Task input:
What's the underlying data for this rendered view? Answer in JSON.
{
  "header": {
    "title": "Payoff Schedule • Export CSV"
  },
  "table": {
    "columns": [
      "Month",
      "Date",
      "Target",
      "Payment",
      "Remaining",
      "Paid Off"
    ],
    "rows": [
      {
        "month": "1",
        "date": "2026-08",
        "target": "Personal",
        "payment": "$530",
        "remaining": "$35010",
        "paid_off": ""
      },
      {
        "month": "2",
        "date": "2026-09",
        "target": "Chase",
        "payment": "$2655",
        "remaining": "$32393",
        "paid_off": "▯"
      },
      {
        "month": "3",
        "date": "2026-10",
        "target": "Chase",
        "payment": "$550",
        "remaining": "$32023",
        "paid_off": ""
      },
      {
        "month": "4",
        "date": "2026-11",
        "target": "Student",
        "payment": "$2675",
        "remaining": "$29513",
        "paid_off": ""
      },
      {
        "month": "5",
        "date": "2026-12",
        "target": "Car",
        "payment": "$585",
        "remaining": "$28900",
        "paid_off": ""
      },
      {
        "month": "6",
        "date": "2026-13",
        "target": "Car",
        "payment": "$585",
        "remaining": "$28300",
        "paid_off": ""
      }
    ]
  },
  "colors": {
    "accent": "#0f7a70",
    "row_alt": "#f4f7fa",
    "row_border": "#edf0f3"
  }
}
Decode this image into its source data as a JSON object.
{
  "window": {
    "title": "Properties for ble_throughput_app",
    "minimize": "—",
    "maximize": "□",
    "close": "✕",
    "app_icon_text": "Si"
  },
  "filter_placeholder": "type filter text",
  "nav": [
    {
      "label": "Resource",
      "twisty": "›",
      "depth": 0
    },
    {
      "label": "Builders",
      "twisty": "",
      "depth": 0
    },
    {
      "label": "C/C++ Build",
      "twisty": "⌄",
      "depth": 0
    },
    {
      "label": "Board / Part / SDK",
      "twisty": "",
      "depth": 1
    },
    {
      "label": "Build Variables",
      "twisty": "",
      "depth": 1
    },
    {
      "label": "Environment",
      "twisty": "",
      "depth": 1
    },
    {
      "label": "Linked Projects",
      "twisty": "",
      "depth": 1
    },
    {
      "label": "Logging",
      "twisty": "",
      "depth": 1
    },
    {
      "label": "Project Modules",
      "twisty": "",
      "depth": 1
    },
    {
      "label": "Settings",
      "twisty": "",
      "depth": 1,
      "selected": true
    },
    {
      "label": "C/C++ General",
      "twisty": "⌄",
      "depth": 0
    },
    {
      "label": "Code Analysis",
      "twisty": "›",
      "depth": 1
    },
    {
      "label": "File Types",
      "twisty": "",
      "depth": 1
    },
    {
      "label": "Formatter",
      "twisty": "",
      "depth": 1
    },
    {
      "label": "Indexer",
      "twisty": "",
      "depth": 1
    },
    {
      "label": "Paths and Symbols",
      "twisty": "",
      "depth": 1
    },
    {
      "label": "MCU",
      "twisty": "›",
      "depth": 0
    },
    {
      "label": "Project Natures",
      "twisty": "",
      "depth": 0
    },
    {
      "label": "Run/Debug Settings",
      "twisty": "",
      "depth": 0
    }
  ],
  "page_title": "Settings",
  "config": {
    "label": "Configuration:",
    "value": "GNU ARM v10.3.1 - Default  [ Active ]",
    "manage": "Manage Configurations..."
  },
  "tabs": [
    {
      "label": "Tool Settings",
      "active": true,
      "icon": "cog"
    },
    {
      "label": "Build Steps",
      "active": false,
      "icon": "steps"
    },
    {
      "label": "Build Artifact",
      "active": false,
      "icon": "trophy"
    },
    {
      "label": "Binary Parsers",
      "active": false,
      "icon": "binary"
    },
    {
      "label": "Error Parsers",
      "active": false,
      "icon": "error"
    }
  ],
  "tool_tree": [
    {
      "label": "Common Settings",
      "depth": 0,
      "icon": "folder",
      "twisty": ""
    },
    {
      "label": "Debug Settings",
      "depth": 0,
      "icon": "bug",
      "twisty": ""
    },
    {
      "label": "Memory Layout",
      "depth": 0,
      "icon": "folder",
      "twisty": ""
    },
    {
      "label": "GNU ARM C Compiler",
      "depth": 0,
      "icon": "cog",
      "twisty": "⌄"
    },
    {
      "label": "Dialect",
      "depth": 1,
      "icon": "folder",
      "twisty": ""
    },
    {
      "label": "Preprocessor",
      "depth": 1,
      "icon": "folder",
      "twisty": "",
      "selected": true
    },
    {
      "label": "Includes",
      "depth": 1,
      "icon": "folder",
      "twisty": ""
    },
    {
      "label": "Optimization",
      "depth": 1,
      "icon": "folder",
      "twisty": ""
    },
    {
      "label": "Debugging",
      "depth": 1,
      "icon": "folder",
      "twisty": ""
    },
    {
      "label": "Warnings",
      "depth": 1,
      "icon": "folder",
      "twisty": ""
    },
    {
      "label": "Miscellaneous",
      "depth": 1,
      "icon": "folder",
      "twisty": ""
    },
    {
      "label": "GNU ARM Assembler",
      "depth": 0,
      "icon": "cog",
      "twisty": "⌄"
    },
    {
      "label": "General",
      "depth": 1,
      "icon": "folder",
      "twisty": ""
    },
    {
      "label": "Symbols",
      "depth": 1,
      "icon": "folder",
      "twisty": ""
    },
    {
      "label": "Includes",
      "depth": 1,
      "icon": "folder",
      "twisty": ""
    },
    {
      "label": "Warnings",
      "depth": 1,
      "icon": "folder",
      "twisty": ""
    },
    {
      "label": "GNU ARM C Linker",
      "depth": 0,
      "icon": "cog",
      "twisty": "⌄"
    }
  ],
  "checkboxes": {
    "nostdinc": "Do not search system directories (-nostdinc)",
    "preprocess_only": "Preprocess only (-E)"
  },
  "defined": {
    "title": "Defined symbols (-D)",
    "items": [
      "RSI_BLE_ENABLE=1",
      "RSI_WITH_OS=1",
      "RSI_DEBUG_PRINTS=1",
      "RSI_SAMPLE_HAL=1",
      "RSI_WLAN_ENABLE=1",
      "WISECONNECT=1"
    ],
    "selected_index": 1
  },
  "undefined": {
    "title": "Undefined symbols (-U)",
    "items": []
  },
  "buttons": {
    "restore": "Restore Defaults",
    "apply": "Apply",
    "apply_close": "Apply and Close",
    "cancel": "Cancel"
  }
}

Stated task: Transcribe all of the lines in the records precisely.

Full output:
What's the underlying data for this rendered view? Answer in JSON.
{
  "header": {
    "title": "Payoff Schedule • Export CSV"
  },
  "table": {
    "columns": [
      "Month",
      "Date",
      "Target",
      "Payment",
      "Remaining",
      "Paid Off"
    ],
    "rows": [
      {
        "month": "1",
        "date": "2026-08",
        "target": "Personal",
        "payment": "$530",
        "remaining": "$35010",
        "paid_off": ""
      },
      {
        "month": "2",
        "date": "2026-09",
        "target": "Chase",
        "payment": "$2655",
        "remaining": "$32393",
        "paid_off": "▯"
      },
      {
        "month": "3",
        "date": "2026-10",
        "target": "Chase",
        "payment": "$550",
        "remaining": "$32023",
        "paid_off": ""
      },
      {
        "month": "4",
        "date": "2026-11",
        "target": "Student",
        "payment": "$2675",
        "remaining": "$29513",
        "paid_off": ""
      },
      {
        "month": "5",
        "date": "2026-12",
        "target": "Car",
        "payment": "$585",
        "remaining": "$28900",
        "paid_off": ""
      },
      {
        "month": "6",
        "date": "2026-13",
        "target": "Car",
        "payment": "$585",
        "remaining": "$28300",
        "paid_off": ""
      }
    ]
  },
  "colors": {
    "accent": "#0f7a70",
    "row_alt": "#f4f7fa",
    "row_border": "#edf0f3"
  }
}
Decode this image into its source data as a JSON object.
{
  "window": {
    "title": "Properties for ble_throughput_app",
    "minimize": "—",
    "maximize": "□",
    "close": "✕",
    "app_icon_text": "Si"
  },
  "filter_placeholder": "type filter text",
  "nav": [
    {
      "label": "Resource",
      "twisty": "›",
      "depth": 0
    },
    {
      "label": "Builders",
      "twisty": "",
      "depth": 0
    },
    {
      "label": "C/C++ Build",
      "twisty": "⌄",
      "depth": 0
    },
    {
      "label": "Board / Part / SDK",
      "twisty": "",
      "depth": 1
    },
    {
      "label": "Build Variables",
      "twisty": "",
      "depth": 1
    },
    {
      "label": "Environment",
      "twisty": "",
      "depth": 1
    },
    {
      "label": "Linked Projects",
      "twisty": "",
      "depth": 1
    },
    {
      "label": "Logging",
      "twisty": "",
      "depth": 1
    },
    {
      "label": "Project Modules",
      "twisty": "",
      "depth": 1
    },
    {
      "label": "Settings",
      "twisty": "",
      "depth": 1,
      "selected": true
    },
    {
      "label": "C/C++ General",
      "twisty": "⌄",
      "depth": 0
    },
    {
      "label": "Code Analysis",
      "twisty": "›",
      "depth": 1
    },
    {
      "label": "File Types",
      "twisty": "",
      "depth": 1
    },
    {
      "label": "Formatter",
      "twisty": "",
      "depth": 1
    },
    {
      "label": "Indexer",
      "twisty": "",
      "depth": 1
    },
    {
      "label": "Paths and Symbols",
      "twisty": "",
      "depth": 1
    },
    {
      "label": "MCU",
      "twisty": "›",
      "depth": 0
    },
    {
      "label": "Project Natures",
      "twisty": "",
      "depth": 0
    },
    {
      "label": "Run/Debug Settings",
      "twisty": "",
      "depth": 0
    }
  ],
  "page_title": "Settings",
  "config": {
    "label": "Configuration:",
    "value": "GNU ARM v10.3.1 - Default  [ Active ]",
    "manage": "Manage Configurations..."
  },
  "tabs": [
    {
      "label": "Tool Settings",
      "active": true,
      "icon": "cog"
    },
    {
      "label": "Build Steps",
      "active": false,
      "icon": "steps"
    },
    {
      "label": "Build Artifact",
      "active": false,
      "icon": "trophy"
    },
    {
      "label": "Binary Parsers",
      "active": false,
      "icon": "binary"
    },
    {
      "label": "Error Parsers",
      "active": false,
      "icon": "error"
    }
  ],
  "tool_tree": [
    {
      "label": "Common Settings",
      "depth": 0,
      "icon": "folder",
      "twisty": ""
    },
    {
      "label": "Debug Settings",
      "depth": 0,
      "icon": "bug",
      "twisty": ""
    },
    {
      "label": "Memory Layout",
      "depth": 0,
      "icon": "folder",
      "twisty": ""
    },
    {
      "label": "GNU ARM C Compiler",
      "depth": 0,
      "icon": "cog",
      "twisty": "⌄"
    },
    {
      "label": "Dialect",
      "depth": 1,
      "icon": "folder",
      "twisty": ""
    },
    {
      "label": "Preprocessor",
      "depth": 1,
      "icon": "folder",
      "twisty": "",
      "selected": true
    },
    {
      "label": "Includes",
      "depth": 1,
      "icon": "folder",
      "twisty": ""
    },
    {
      "label": "Optimization",
      "depth": 1,
      "icon": "folder",
      "twisty": ""
    },
    {
      "label": "Debugging",
      "depth": 1,
      "icon": "folder",
      "twisty": ""
    },
    {
      "label": "Warnings",
      "depth": 1,
      "icon": "folder",
      "twisty": ""
    },
    {
      "label": "Miscellaneous",
      "depth": 1,
      "icon": "folder",
      "twisty": ""
    },
    {
      "label": "GNU ARM Assembler",
      "depth": 0,
      "icon": "cog",
      "twisty": "⌄"
    },
    {
      "label": "General",
      "depth": 1,
      "icon": "folder",
      "twisty": ""
    },
    {
      "label": "Symbols",
      "depth": 1,
      "icon": "folder",
      "twisty": ""
    },
    {
      "label": "Includes",
      "depth": 1,
      "icon": "folder",
      "twisty": ""
    },
    {
      "label": "Warnings",
      "depth": 1,
      "icon": "folder",
      "twisty": ""
    },
    {
      "label": "GNU ARM C Linker",
      "depth": 0,
      "icon": "cog",
      "twisty": "⌄"
    }
  ],
  "checkboxes": {
    "nostdinc": "Do not search system directories (-nostdinc)",
    "preprocess_only": "Preprocess only (-E)"
  },
  "defined": {
    "title": "Defined symbols (-D)",
    "items": [
      "RSI_BLE_ENABLE=1",
      "RSI_WITH_OS=1",
      "RSI_DEBUG_PRINTS=1",
      "RSI_SAMPLE_HAL=1",
      "RSI_WLAN_ENABLE=1",
      "WISECONNECT=1"
    ],
    "selected_index": 1
  },
  "undefined": {
    "title": "Undefined symbols (-U)",
    "items": []
  },
  "buttons": {
    "restore": "Restore Defaults",
    "apply": "Apply",
    "apply_close": "Apply and Close",
    "cancel": "Cancel"
  }
}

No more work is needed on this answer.